**Your goal**
Within the material below, find each line bearing the word "this" and present it.

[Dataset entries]
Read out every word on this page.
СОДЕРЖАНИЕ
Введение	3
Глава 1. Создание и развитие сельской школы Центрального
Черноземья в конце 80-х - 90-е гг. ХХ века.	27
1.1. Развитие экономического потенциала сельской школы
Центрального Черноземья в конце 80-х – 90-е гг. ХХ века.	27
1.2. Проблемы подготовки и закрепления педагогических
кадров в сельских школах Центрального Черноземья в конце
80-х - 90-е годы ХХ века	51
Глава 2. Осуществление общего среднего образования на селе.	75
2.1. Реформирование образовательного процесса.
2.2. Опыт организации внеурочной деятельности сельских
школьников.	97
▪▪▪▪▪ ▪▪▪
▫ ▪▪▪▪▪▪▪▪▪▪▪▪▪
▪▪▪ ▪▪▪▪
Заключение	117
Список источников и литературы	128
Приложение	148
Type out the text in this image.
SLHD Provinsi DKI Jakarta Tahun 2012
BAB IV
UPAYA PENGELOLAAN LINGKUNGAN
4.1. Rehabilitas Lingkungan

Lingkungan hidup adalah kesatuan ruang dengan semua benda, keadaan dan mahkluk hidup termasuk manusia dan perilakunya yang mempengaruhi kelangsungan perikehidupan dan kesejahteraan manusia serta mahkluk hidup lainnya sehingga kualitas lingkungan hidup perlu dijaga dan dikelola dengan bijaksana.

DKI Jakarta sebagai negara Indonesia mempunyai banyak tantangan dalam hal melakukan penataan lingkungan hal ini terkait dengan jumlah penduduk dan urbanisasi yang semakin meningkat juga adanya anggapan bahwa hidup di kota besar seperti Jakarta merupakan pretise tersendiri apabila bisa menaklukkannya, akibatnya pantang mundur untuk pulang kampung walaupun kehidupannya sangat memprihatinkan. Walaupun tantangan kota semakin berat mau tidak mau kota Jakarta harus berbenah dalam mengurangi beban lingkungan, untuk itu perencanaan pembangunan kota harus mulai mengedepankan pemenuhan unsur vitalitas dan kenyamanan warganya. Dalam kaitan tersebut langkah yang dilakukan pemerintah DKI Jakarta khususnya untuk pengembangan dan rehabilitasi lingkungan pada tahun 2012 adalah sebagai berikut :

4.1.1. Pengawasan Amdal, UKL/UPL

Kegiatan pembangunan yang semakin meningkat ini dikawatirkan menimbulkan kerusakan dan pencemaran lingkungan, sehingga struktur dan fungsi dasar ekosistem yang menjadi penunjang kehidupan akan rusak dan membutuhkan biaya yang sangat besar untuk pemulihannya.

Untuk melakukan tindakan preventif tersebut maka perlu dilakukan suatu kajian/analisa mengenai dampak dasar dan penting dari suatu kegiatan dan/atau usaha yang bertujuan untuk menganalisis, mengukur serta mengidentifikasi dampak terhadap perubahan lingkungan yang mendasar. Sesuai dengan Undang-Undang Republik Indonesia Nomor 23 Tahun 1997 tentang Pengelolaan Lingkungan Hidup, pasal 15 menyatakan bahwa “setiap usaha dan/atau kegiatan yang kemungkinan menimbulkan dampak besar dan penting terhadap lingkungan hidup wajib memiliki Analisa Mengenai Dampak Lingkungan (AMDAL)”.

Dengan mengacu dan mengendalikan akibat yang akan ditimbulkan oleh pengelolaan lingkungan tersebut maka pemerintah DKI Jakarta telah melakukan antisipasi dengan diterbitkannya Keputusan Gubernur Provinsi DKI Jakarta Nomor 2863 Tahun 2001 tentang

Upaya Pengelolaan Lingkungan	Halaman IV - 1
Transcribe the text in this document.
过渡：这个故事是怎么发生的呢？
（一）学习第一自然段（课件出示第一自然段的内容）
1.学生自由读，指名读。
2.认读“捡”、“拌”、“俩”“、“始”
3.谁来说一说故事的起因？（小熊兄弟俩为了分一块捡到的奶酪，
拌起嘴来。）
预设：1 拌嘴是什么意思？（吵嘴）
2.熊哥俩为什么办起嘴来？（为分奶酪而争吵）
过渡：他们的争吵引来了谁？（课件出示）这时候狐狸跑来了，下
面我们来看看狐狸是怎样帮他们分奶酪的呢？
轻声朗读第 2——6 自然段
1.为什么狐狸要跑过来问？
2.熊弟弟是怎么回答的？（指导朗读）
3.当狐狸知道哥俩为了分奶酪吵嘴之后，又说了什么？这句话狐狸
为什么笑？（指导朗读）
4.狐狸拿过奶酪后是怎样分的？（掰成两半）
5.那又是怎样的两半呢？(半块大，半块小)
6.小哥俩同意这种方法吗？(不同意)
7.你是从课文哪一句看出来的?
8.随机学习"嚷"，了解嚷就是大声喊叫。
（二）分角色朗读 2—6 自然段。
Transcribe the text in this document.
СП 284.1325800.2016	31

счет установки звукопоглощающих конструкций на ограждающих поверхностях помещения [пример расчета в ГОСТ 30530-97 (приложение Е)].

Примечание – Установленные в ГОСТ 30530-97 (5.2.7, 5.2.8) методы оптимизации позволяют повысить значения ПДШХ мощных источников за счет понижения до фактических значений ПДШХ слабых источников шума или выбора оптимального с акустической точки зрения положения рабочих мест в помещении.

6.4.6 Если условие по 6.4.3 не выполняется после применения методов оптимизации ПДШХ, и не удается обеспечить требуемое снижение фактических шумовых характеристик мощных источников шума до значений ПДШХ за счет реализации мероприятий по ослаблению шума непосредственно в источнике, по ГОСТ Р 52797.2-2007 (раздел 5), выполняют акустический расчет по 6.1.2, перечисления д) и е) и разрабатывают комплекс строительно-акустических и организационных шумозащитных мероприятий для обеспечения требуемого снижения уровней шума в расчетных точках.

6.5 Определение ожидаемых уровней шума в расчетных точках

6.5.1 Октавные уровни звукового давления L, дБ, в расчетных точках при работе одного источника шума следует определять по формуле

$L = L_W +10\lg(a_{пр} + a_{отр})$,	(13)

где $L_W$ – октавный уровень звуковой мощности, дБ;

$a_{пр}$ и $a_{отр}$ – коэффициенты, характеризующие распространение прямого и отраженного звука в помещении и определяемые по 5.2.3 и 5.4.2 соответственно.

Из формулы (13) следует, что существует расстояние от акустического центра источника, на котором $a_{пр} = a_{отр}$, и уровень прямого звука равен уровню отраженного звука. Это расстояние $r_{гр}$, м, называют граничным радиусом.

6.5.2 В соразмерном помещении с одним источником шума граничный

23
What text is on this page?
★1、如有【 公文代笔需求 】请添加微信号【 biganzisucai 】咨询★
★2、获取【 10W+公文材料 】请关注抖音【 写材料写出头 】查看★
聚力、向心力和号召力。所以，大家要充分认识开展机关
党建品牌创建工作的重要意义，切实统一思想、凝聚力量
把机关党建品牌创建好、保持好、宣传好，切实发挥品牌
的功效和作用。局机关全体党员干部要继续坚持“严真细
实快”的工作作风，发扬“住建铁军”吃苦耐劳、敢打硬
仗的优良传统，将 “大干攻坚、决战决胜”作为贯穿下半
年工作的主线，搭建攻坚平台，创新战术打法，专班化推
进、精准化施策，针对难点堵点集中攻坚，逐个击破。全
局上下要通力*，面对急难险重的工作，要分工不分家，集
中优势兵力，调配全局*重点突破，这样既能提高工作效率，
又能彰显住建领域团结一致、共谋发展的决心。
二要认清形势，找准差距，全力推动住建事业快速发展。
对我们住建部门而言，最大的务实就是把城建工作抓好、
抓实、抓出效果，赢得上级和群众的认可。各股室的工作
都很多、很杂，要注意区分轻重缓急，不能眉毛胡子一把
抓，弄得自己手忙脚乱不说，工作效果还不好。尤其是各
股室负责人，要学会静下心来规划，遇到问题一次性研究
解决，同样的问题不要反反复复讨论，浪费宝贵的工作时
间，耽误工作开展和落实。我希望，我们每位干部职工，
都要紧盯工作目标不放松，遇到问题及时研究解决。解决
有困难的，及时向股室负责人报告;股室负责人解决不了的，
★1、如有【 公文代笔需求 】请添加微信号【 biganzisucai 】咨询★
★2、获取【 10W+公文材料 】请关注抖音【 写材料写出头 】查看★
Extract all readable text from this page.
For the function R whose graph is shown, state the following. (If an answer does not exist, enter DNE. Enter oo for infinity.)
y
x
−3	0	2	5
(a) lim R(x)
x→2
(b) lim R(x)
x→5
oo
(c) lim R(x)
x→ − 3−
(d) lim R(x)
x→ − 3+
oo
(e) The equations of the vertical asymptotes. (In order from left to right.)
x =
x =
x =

**Correct result**
Read out every word on this page.
Type out the text in this image.
Transcribe the text in this document.
Transcribe the text in this document.
What text is on this page?
Extract all readable text from this page.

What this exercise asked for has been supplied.